[Stored records]
::::

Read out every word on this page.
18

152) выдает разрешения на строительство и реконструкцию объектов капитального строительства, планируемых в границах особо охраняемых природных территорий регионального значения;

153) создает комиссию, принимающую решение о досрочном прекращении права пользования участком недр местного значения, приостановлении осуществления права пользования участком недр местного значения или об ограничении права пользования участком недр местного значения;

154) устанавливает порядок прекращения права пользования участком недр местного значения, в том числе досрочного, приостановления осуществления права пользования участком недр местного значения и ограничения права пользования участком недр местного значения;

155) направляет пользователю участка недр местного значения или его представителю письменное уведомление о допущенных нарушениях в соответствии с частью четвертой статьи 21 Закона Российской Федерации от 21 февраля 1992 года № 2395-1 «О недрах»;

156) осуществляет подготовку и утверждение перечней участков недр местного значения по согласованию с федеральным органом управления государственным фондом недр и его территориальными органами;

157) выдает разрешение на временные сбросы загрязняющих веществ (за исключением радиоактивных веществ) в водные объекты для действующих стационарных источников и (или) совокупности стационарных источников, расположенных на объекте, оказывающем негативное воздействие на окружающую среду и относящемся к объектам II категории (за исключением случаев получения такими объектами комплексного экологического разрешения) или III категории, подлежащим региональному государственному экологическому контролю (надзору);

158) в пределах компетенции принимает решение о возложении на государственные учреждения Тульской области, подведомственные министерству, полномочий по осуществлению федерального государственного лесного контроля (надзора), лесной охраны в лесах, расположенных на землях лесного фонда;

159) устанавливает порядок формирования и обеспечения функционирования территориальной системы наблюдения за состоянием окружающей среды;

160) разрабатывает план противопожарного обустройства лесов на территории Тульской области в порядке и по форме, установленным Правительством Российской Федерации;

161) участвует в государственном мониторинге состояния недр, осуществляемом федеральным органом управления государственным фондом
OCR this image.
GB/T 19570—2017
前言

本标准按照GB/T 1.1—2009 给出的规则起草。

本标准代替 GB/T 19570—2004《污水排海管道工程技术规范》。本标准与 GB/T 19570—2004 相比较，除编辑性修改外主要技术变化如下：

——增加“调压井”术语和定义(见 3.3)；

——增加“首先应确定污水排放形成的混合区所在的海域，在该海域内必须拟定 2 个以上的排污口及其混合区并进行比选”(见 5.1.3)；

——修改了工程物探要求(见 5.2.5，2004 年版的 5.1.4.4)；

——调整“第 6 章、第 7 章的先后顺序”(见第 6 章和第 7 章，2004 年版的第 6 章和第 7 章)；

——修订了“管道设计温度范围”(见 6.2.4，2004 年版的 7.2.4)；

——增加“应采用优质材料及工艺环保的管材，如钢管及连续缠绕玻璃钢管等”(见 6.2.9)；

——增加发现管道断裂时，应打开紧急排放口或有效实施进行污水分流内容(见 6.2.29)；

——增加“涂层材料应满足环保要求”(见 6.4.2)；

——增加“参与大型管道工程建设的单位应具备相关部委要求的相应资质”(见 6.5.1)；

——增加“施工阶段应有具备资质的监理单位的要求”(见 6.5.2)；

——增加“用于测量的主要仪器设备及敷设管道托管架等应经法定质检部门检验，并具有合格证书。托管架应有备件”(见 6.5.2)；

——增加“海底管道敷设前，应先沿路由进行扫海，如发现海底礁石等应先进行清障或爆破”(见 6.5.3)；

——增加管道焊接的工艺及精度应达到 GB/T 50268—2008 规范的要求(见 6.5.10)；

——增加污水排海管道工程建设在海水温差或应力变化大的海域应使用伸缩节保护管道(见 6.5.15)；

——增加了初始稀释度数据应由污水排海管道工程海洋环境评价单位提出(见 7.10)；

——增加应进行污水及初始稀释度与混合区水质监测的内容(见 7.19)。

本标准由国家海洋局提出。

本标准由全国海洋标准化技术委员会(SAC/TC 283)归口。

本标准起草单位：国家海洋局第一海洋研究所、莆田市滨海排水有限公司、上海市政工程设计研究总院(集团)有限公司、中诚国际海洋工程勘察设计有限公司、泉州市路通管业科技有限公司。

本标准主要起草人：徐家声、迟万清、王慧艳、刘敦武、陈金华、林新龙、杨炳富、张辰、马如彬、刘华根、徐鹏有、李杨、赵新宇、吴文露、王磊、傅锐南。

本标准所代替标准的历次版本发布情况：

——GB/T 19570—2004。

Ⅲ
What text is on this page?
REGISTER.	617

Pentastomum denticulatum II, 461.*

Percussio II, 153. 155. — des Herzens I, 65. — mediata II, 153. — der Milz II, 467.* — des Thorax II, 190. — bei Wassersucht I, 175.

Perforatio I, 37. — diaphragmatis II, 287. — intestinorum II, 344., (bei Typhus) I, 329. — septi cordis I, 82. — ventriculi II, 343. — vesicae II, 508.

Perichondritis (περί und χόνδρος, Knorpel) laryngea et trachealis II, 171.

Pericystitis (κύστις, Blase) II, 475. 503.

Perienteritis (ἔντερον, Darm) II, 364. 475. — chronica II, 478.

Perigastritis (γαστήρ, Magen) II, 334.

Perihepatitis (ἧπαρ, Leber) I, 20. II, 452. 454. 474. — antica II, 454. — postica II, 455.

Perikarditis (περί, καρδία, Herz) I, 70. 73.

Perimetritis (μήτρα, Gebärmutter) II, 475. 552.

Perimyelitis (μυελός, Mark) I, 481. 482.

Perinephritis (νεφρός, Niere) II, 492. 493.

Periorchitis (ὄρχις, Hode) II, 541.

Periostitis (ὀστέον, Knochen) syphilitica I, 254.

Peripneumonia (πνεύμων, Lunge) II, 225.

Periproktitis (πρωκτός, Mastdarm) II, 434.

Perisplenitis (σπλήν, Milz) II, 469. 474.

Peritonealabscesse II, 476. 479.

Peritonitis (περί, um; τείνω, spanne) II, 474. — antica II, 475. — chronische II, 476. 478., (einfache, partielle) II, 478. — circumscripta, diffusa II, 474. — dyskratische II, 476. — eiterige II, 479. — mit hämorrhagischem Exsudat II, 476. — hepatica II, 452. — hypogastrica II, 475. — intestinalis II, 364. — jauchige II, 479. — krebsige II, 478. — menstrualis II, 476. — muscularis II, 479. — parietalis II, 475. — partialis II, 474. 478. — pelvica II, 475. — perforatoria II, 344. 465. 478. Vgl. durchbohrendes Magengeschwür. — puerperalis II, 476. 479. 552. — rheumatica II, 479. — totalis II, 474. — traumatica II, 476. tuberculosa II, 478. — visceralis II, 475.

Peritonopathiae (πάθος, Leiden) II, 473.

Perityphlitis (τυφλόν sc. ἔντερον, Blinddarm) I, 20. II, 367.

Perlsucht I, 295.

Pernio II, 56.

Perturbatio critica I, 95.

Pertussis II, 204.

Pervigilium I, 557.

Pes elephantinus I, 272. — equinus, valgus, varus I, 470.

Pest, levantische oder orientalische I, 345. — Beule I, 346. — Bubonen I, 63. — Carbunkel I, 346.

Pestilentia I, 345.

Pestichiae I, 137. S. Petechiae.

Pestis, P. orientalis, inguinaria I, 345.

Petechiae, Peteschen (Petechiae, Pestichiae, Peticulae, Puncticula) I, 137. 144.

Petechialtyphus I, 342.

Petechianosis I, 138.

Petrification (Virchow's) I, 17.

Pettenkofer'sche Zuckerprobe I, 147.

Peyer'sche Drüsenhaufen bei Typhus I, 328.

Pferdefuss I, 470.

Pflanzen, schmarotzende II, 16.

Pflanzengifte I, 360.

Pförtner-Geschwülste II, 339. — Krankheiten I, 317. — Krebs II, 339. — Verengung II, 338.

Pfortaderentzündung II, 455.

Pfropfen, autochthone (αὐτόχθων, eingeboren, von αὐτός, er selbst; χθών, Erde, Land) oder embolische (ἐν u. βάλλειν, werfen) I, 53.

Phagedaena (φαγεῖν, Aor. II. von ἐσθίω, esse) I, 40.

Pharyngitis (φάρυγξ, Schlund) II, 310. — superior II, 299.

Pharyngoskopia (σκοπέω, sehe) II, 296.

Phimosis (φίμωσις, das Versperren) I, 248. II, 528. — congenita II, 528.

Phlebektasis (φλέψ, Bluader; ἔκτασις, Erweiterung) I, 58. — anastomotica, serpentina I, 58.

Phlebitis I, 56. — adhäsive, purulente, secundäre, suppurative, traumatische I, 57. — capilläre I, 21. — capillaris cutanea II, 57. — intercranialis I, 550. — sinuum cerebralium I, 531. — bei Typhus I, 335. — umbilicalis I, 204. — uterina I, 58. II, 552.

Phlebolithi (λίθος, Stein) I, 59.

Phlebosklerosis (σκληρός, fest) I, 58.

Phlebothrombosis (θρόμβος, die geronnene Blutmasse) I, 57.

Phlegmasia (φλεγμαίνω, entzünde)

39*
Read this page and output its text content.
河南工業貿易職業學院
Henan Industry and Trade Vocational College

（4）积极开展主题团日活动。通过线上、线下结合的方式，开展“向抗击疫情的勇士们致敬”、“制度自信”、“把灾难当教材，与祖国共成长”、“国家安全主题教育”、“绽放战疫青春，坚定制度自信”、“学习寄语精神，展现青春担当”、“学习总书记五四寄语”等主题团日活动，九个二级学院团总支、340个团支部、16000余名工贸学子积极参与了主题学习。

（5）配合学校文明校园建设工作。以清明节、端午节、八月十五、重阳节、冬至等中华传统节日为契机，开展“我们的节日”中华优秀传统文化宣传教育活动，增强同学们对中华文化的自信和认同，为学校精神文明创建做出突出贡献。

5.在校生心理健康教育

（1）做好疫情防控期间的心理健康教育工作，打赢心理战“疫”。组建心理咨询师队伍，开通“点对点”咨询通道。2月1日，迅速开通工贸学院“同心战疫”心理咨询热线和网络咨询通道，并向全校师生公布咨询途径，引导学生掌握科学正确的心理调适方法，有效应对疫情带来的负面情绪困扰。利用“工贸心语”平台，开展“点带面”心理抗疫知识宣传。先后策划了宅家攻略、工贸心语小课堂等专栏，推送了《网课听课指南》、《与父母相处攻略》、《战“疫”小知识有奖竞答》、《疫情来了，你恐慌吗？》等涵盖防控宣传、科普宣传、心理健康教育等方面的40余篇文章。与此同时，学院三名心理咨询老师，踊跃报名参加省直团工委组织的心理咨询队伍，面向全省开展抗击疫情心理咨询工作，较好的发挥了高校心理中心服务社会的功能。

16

::::

#### EXERCISE TASK:
Write out, word for word, the line containing "Read this page and output its text content." and every line after it to the end of the data above.

#### CORRECT ANSWER:
Read this page and output its text content.
河南工業貿易職業學院
Henan Industry and Trade Vocational College

（4）积极开展主题团日活动。通过线上、线下结合的方式，开展“向抗击疫情的勇士们致敬”、“制度自信”、“把灾难当教材，与祖国共成长”、“国家安全主题教育”、“绽放战疫青春，坚定制度自信”、“学习寄语精神，展现青春担当”、“学习总书记五四寄语”等主题团日活动，九个二级学院团总支、340个团支部、16000余名工贸学子积极参与了主题学习。

（5）配合学校文明校园建设工作。以清明节、端午节、八月十五、重阳节、冬至等中华传统节日为契机，开展“我们的节日”中华优秀传统文化宣传教育活动，增强同学们对中华文化的自信和认同，为学校精神文明创建做出突出贡献。

5.在校生心理健康教育

（1）做好疫情防控期间的心理健康教育工作，打赢心理战“疫”。组建心理咨询师队伍，开通“点对点”咨询通道。2月1日，迅速开通工贸学院“同心战疫”心理咨询热线和网络咨询通道，并向全校师生公布咨询途径，引导学生掌握科学正确的心理调适方法，有效应对疫情带来的负面情绪困扰。利用“工贸心语”平台，开展“点带面”心理抗疫知识宣传。先后策划了宅家攻略、工贸心语小课堂等专栏，推送了《网课听课指南》、《与父母相处攻略》、《战“疫”小知识有奖竞答》、《疫情来了，你恐慌吗？》等涵盖防控宣传、科普宣传、心理健康教育等方面的40余篇文章。与此同时，学院三名心理咨询老师，踊跃报名参加省直团工委组织的心理咨询队伍，面向全省开展抗击疫情心理咨询工作，较好的发挥了高校心理中心服务社会的功能。

16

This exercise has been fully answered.